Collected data

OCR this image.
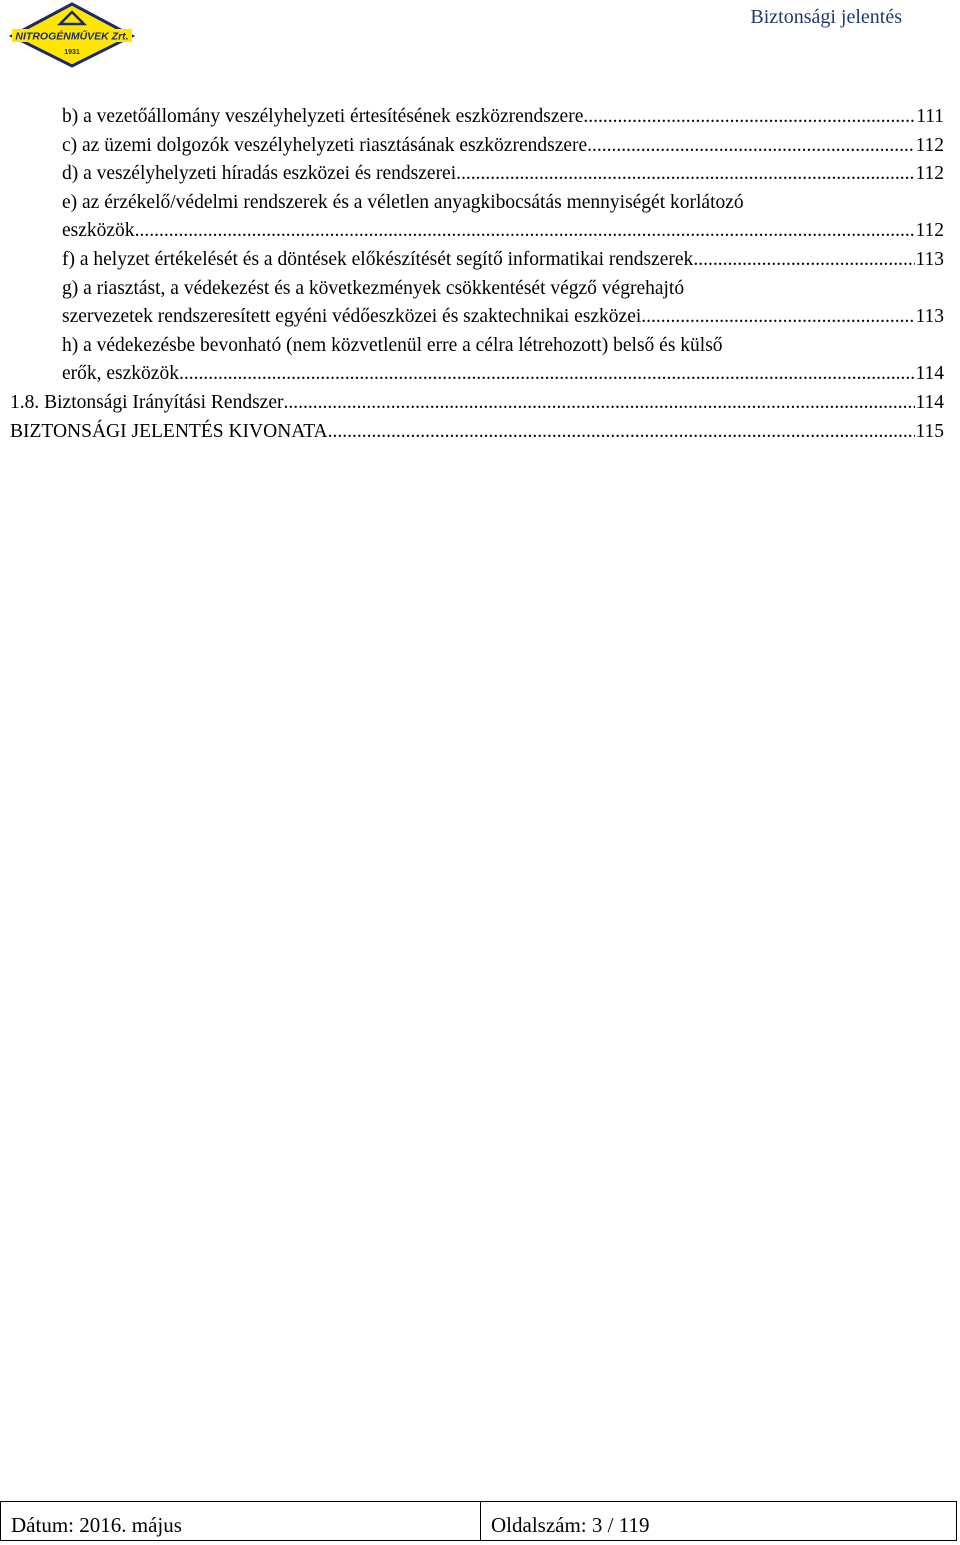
NITROGÉNMŰVEK Zrt.
1931
Biztonsági jelentés
b) a vezetőállomány veszélyhelyzeti értesítésének eszközrendszere .....	111
c) az üzemi dolgozók veszélyhelyzeti riasztásának eszközrendszere .....	112
d) a veszélyhelyzeti híradás eszközei és rendszerei .....	112
e) az érzékelő/védelmi rendszerek és a véletlen anyagkibocsátás mennyiségét korlátozó
eszközök .....	112
f) a helyzet értékelését és a döntések előkészítését segítő informatikai rendszerek .....	113
g) a riasztást, a védekezést és a következmények csökkentését végző végrehajtó
szervezetek rendszeresített egyéni védőeszközei és szaktechnikai eszközei .....	113
h) a védekezésbe bevonható (nem közvetlenül erre a célra létrehozott) belső és külső
erők, eszközök .....	114
1.8. Biztonsági Irányítási Rendszer .....	114
BIZTONSÁGI JELENTÉS KIVONATA .....	115
Dátum: 2016. május	Oldalszám: 3 / 119
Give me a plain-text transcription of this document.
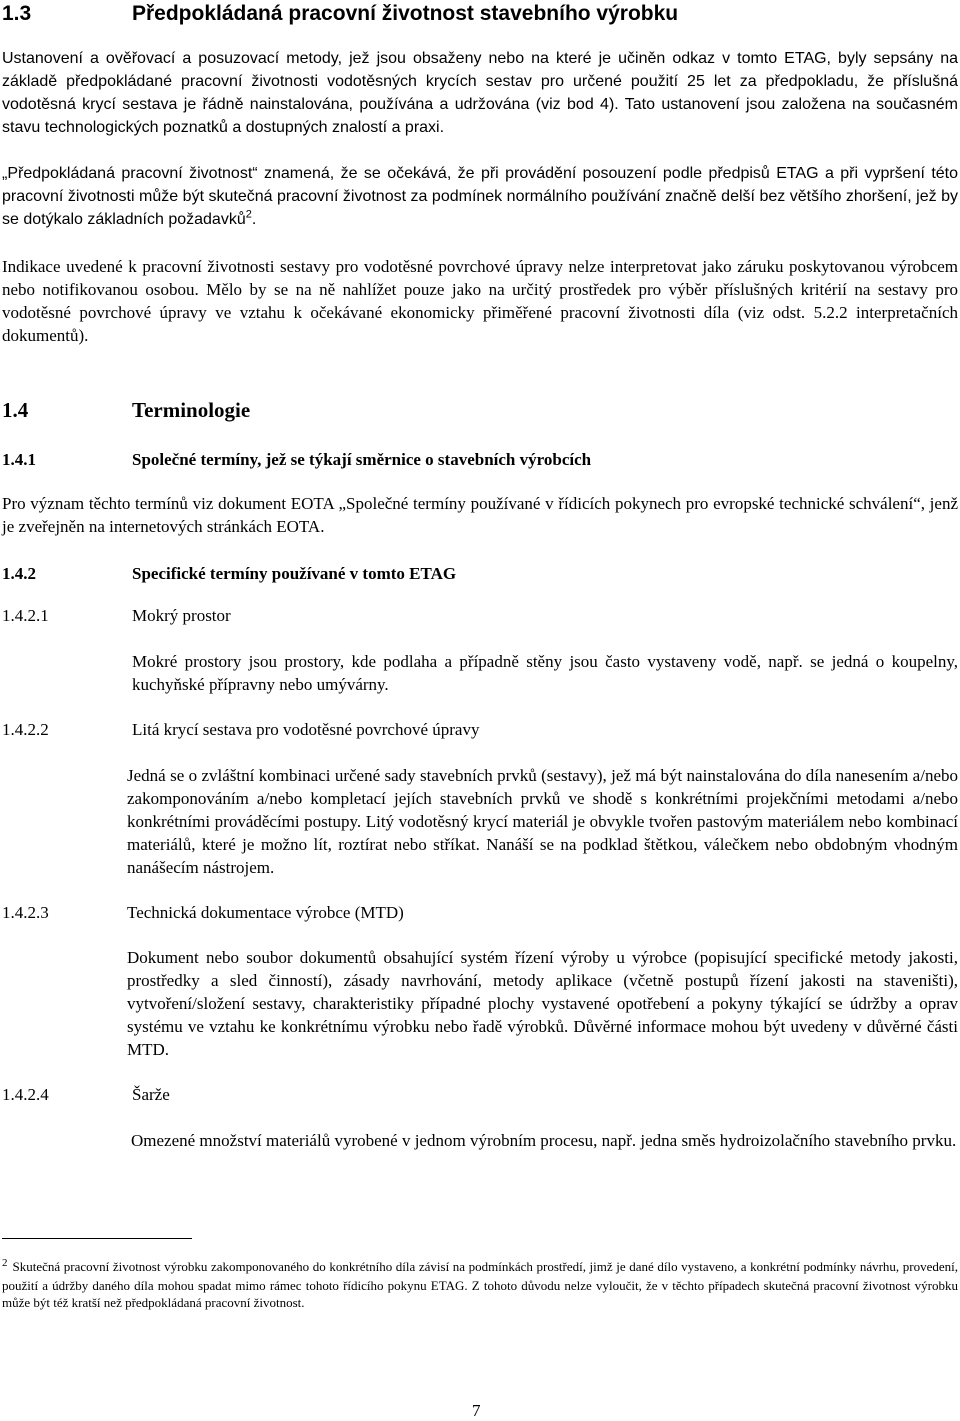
1.3	Předpokládaná pracovní životnost stavebního výrobku
Ustanovení a ověřovací a posuzovací metody, jež jsou obsaženy nebo na které je učiněn odkaz v tomto ETAG, byly sepsány na základě předpokládané pracovní životnosti vodotěsných krycích sestav pro určené použití 25 let za předpokladu, že příslušná vodotěsná krycí sestava je řádně nainstalována, používána a udržována (viz bod 4). Tato ustanovení jsou založena na současném stavu technologických poznatků a dostupných znalostí a praxi.
„Předpokládaná pracovní životnost“ znamená, že se očekává, že při provádění posouzení podle předpisů ETAG a při vypršení této pracovní životnosti může být skutečná pracovní životnost za podmínek normálního používání značně delší bez většího zhoršení, jež by se dotýkalo základních požadavků$^2$.
Indikace uvedené k pracovní životnosti sestavy pro vodotěsné povrchové úpravy nelze interpretovat jako záruku poskytovanou výrobcem nebo notifikovanou osobou. Mělo by se na ně nahlížet pouze jako na určitý prostředek pro výběr příslušných kritérií na sestavy pro vodotěsné povrchové úpravy ve vztahu k očekávané ekonomicky přiměřené pracovní životnosti díla (viz odst. 5.2.2 interpretačních dokumentů).
1.4	Terminologie
1.4.1	Společné termíny, jež se týkají směrnice o stavebních výrobcích
Pro význam těchto termínů viz dokument EOTA „Společné termíny používané v řídicích pokynech pro evropské technické schválení“, jenž je zveřejněn na internetových stránkách EOTA.
1.4.2	Specifické termíny používané v tomto ETAG
1.4.2.1	Mokrý prostor
Mokré prostory jsou prostory, kde podlaha a případně stěny jsou často vystaveny vodě, např. se jedná o koupelny, kuchyňské přípravny nebo umývárny.
1.4.2.2	Litá krycí sestava pro vodotěsné povrchové úpravy
Jedná se o zvláštní kombinaci určené sady stavebních prvků (sestavy), jež má být nainstalována do díla nanesením a/nebo zakomponováním a/nebo kompletací jejích stavebních prvků ve shodě s konkrétními projekčními metodami a/nebo konkrétními prováděcími postupy. Litý vodotěsný krycí materiál je obvykle tvořen pastovým materiálem nebo kombinací materiálů, které je možno lít, roztírat nebo stříkat. Nanáší se na podklad štětkou, válečkem nebo obdobným vhodným nanášecím nástrojem.
1.4.2.3	Technická dokumentace výrobce (MTD)
Dokument nebo soubor dokumentů obsahující systém řízení výroby u výrobce (popisující specifické metody jakosti, prostředky a sled činností), zásady navrhování, metody aplikace (včetně postupů řízení jakosti na staveništi), vytvoření/složení sestavy, charakteristiky případné plochy vystavené opotřebení a pokyny týkající se údržby a oprav systému ve vztahu ke konkrétnímu výrobku nebo řadě výrobků. Důvěrné informace mohou být uvedeny v důvěrné části MTD.
1.4.2.4	Šarže
Omezené množství materiálů vyrobené v jednom výrobním procesu, např. jedna směs hydroizolačního stavebního prvku.
$^2$ Skutečná pracovní životnost výrobku zakomponovaného do konkrétního díla závisí na podmínkách prostředí, jimž je dané dílo vystaveno, a konkrétní podmínky návrhu, provedení, použití a údržby daného díla mohou spadat mimo rámec tohoto řídicího pokynu ETAG. Z tohoto důvodu nelze vyloučit, že v těchto případech skutečná pracovní životnost výrobku může být též kratší než předpokládaná pracovní životnost.
7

- _Instructions to follow_
In the material above, how many lines hold the word "sestava"? Say only the number.

- _Task solution_
2